Render each line of the rows below as a numbered list, skipping any blank lines. Leave the pictures out of your answer.

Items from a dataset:
%%
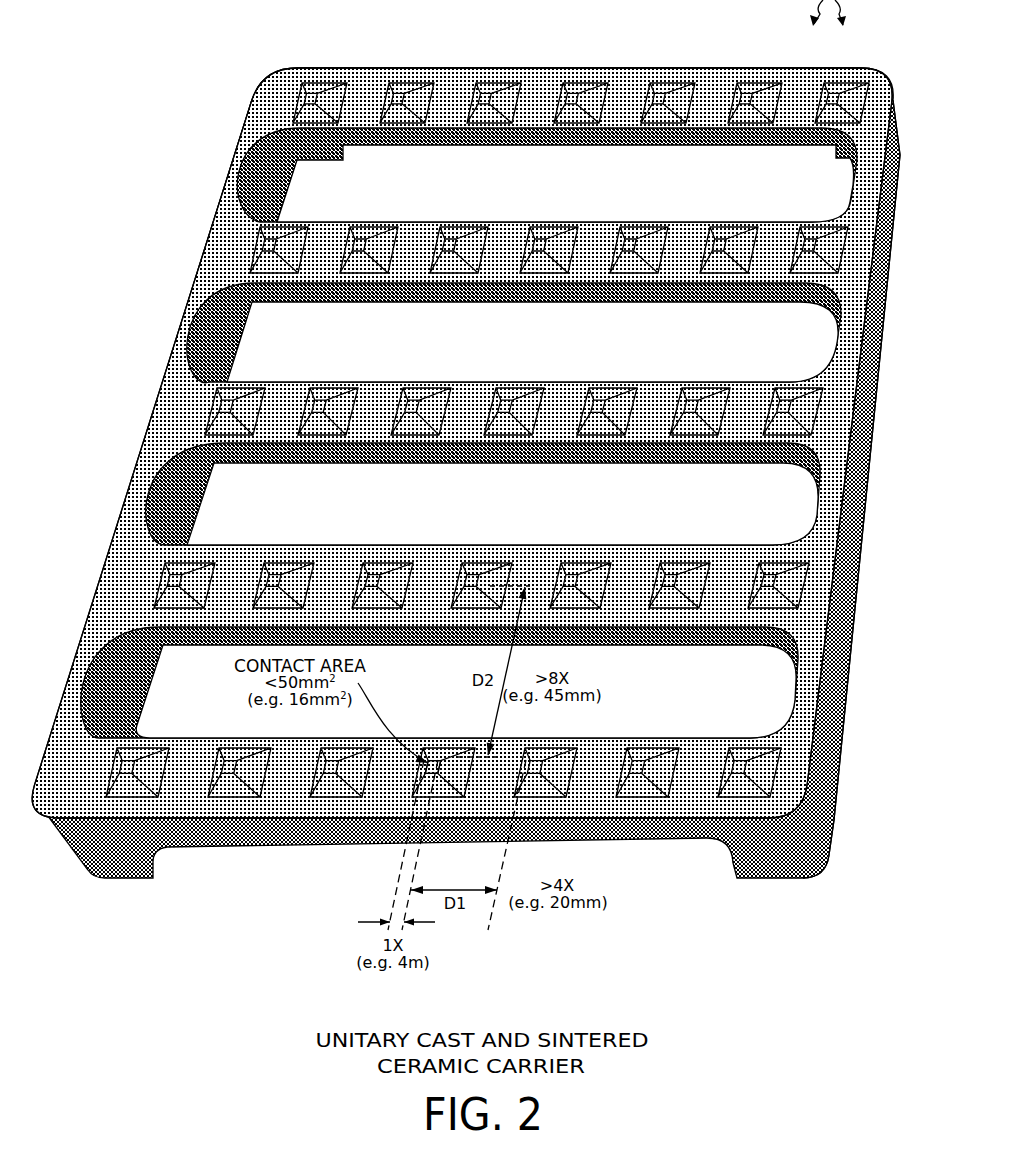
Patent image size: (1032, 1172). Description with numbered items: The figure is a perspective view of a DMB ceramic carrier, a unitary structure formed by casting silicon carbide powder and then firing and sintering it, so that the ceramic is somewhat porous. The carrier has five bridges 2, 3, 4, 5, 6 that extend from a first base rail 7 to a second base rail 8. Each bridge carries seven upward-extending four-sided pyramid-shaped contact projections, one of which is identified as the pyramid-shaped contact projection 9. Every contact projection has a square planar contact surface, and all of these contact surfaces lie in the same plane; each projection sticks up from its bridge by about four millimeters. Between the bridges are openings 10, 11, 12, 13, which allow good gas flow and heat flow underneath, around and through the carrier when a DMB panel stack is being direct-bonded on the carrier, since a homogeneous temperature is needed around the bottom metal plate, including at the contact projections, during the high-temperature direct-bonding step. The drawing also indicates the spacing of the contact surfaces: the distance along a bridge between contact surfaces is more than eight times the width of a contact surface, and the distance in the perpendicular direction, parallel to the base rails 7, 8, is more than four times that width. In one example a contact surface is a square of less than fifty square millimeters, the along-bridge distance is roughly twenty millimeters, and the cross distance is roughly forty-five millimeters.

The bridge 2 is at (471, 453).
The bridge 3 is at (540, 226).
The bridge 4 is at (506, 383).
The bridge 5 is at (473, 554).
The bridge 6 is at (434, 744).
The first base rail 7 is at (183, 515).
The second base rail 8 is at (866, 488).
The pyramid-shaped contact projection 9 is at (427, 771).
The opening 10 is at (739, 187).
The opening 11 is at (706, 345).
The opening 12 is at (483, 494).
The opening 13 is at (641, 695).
%%
**THE ANSWER**
1. Patent image size: (1032, 1172). Description with numbered items: The figure is a perspective view of a DMB ceramic carrier, a unitary structure formed by casting silicon carbide powder and then firing and sintering it, so that the ceramic is somewhat porous. The carrier has five bridges 2, 3, 4, 5, 6 that extend from a first base rail 7 to a second base rail 8. Each bridge carries seven upward-extending four-sided pyramid-shaped contact projections, one of which is identified as the pyramid-shaped contact projection 9. Every contact projection has a square planar contact surface, and all of these contact surfaces lie in the same plane; each projection sticks up from its bridge by about four millimeters. Between the bridges are openings 10, 11, 12, 13, which allow good gas flow and heat flow underneath, around and through the carrier when a DMB panel stack is being direct-bonded on the carrier, since a homogeneous temperature is needed around the bottom metal plate, including at the contact projections, during the high-temperature direct-bonding step. The drawing also indicates the spacing of the contact surfaces: the distance along a bridge between contact surfaces is more than eight times the width of a contact surface, and the distance in the perpendicular direction, parallel to the base rails 7, 8, is more than four times that width. In one example a contact surface is a square of less than fifty square millimeters, the along-bridge distance is roughly twenty millimeters, and the cross distance is roughly forty-five millimeters.
2. The bridge 2 is at (471, 453).
3. The bridge 3 is at (540, 226).
4. The bridge 4 is at (506, 383).
5. The bridge 5 is at (473, 554).
6. The bridge 6 is at (434, 744).
7. The first base rail 7 is at (183, 515).
8. The second base rail 8 is at (866, 488).
9. The pyramid-shaped contact projection 9 is at (427, 771).
10. The opening 10 is at (739, 187).
11. The opening 11 is at (706, 345).
12. The opening 12 is at (483, 494).
13. The opening 13 is at (641, 695).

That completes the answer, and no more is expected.